### Excerto do texto

------------------------------------

E posso dizer isto com um certo conhecimento de causa. Na minha família não sou o primeiro, o segundo, nem o terceiro que tem dado a conhecer Marvão aquém e além portas de forma desinteressada mas com muita paixão. No meu caso sou relativamente indiferente à desconfiança alheia. Mas no caso de outros (meus familiares e não só), sinto que houve e continua a haver uma falta de reconhecimento. Essa falta de reconhecimento diminui a ambição dos jovens e dá um exemplo perverso às gerações vindouras.
Dou um exemplo muito concreto. O meu avô foi empresário de inúmeros sectores no Concelho: Exporou um café, teve um táxi, dinamizou uma fábrica de luvas, tinha uma fábrica de rolhas, uma indústria de cozer cortiça, tinha uma adega, explorações agrícolas… Mas principalmente levou o nome do Concelho e de Santo António das Areias por esse país e essa Europa fora… e qual foi o reconhecimento das Instituições Públicas locais para essa entrega bairrista? Apenas o esquecimento!

------------------------------------

### Registos fornecidos
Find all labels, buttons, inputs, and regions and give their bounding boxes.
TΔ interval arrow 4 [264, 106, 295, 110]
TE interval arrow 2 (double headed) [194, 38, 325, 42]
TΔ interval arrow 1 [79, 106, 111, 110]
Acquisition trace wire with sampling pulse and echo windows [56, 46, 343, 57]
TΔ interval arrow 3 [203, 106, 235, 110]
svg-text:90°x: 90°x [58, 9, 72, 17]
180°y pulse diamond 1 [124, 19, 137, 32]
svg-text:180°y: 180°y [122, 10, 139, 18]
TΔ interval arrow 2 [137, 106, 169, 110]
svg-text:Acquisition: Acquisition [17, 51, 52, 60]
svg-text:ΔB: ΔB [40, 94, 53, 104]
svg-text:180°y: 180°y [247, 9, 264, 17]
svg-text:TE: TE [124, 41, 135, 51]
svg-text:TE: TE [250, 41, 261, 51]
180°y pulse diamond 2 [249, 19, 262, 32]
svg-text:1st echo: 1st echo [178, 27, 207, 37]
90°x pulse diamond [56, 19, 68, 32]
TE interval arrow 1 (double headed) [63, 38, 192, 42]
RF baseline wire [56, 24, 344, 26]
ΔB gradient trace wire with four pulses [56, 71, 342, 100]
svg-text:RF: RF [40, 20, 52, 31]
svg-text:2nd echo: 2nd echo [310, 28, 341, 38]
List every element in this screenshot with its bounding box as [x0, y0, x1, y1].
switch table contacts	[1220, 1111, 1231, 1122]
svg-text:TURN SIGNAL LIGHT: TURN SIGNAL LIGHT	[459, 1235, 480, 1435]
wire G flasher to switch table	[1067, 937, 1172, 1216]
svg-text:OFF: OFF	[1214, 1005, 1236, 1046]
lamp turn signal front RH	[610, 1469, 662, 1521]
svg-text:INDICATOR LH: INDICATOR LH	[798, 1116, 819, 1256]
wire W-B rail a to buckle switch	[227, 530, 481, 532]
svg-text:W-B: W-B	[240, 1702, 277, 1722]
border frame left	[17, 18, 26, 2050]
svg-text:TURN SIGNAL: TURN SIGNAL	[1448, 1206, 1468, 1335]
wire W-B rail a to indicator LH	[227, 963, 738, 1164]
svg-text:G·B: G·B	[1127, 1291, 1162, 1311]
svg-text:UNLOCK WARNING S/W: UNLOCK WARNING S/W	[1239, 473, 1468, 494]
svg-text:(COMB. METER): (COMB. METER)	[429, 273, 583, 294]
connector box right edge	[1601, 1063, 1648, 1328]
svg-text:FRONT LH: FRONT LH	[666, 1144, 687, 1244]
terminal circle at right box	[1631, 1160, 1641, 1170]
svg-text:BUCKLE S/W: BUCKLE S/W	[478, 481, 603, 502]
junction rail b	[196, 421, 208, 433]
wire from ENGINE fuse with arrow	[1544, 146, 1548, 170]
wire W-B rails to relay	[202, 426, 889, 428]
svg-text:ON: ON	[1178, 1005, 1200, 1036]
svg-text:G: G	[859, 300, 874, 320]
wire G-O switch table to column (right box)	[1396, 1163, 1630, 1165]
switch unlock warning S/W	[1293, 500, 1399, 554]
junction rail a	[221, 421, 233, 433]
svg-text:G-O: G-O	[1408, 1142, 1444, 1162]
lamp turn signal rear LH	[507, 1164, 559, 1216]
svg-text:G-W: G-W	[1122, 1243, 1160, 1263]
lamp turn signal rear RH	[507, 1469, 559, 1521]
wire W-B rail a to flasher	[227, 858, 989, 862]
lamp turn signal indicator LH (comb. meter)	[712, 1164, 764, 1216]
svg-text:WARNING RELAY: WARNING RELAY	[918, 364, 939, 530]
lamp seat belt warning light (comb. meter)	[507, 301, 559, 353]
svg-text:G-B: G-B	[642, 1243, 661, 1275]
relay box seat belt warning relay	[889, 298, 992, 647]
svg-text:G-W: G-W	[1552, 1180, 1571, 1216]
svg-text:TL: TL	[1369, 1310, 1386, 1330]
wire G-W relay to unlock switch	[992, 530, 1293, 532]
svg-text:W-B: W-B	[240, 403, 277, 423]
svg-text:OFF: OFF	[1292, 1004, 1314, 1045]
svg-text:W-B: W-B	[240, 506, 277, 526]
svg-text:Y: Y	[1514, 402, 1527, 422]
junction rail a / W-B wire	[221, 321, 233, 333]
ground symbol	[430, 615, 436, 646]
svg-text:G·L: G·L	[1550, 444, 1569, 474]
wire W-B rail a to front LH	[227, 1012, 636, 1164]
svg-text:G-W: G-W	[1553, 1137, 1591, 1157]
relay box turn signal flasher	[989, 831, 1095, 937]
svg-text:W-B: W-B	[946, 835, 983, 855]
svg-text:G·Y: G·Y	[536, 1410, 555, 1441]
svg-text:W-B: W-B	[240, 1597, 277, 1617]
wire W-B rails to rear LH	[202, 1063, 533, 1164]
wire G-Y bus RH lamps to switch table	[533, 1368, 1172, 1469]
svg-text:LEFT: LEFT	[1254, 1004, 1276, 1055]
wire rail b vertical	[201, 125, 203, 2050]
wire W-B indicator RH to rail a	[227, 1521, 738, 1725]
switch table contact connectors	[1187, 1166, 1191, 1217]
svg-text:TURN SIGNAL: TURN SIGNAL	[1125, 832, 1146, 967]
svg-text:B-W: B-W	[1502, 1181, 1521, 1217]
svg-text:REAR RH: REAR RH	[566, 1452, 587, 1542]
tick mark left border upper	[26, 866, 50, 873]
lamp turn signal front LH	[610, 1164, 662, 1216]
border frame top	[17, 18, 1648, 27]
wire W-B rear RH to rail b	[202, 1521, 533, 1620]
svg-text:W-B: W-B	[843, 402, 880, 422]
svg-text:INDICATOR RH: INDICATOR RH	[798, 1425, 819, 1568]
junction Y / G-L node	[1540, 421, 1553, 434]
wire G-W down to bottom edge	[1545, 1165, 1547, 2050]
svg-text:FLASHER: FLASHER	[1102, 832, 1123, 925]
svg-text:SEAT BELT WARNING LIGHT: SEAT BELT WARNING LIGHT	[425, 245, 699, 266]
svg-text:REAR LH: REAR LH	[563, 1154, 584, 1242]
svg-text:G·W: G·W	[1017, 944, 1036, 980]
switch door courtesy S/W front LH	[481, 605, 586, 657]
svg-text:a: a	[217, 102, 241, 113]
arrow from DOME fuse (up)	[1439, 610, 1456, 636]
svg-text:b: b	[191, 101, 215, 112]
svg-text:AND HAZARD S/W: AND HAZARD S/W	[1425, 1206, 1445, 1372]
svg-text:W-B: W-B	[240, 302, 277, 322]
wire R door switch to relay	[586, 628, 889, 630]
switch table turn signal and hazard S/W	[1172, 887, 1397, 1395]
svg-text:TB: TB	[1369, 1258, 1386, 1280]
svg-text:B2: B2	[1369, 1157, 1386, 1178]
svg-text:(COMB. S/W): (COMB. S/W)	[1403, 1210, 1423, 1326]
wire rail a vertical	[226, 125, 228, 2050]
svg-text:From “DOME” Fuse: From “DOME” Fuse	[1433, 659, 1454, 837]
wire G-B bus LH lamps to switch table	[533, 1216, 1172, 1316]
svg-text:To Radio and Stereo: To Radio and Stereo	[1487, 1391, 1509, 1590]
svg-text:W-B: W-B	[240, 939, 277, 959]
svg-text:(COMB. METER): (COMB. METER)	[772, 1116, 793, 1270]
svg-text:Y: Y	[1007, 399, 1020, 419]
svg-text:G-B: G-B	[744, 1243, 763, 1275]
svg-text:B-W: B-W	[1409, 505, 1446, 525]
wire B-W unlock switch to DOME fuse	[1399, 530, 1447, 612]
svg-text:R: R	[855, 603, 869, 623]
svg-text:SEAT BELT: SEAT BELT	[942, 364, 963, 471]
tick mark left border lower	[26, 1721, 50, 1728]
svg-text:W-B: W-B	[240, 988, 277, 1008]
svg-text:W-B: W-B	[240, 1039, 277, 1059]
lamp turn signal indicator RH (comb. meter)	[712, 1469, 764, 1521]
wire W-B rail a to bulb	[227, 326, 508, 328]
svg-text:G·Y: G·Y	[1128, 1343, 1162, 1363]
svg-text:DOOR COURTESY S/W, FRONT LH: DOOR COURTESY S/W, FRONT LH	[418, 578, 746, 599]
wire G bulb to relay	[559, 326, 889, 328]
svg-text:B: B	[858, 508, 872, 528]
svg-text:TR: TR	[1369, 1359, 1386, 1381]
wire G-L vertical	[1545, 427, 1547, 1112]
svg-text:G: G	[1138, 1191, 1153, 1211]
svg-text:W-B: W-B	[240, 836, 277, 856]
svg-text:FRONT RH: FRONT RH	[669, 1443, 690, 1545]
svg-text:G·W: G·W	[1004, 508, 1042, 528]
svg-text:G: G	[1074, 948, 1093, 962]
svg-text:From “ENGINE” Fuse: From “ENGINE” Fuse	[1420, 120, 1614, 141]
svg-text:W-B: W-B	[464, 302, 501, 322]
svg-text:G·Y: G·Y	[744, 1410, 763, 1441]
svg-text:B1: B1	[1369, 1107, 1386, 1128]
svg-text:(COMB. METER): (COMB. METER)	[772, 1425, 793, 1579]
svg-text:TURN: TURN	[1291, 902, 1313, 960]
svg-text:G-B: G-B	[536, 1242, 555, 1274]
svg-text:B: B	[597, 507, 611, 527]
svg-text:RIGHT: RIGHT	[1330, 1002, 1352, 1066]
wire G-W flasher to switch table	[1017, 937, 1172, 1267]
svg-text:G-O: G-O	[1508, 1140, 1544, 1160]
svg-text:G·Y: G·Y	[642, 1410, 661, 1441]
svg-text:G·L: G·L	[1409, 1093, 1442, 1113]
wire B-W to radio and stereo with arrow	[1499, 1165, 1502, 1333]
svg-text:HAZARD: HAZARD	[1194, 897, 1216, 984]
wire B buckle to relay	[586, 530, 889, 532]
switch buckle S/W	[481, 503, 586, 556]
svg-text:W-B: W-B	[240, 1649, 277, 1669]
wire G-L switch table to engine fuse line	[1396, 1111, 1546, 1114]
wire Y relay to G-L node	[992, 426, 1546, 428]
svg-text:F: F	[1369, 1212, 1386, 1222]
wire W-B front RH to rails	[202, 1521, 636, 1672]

------------------------------------

### Ações pedidas
#1 No excerto sobre Marvão, que veículo teve o avô de quem escreve?
#2 Dê seguimento ao excerto sobre Marvão, começando logo após a sua última frase.
Os registos provêm de outra fonte.

### Problemas resolvidos
#1 Um táxi.

#2
Isso acontece com muitas outras pessoas. Alguém reconheceu quem fundou em Sto António Grupos de música e de teatro ou quem fundou em Marvão a associação de jovens (ou a Feira da Castanha), quem ganhou prémios nacionais na Telescola ou em outras escolas, quem fundou o Forum Marvão, quem dinamizou a Sta Casa da Misericórdia ou quem passou pela Edição da IBN Maruam… Provavelmente ninguém! E há formas tão simples, baratas e singelas de promover esse reconhecimento: nomes de ruas, lápides, diplomas de mérito, atribuição da medalha ou chave do concelho, promover emissões filatélicas…
Aquilo que fazemos aos outros é igual ao que nos farão a nós próprios mas culturalmente temos uma limitação que nos bloqueia quando se trata de reconhecer o próximo! No entanto, as Instituições Públicas deveriam ser a antítese desse problema cultural…
Esta é apenas uma critica construtiva que não mudará nada mas se ninguém falar, continuará sempre tudo na mesma, com tendência a piorar!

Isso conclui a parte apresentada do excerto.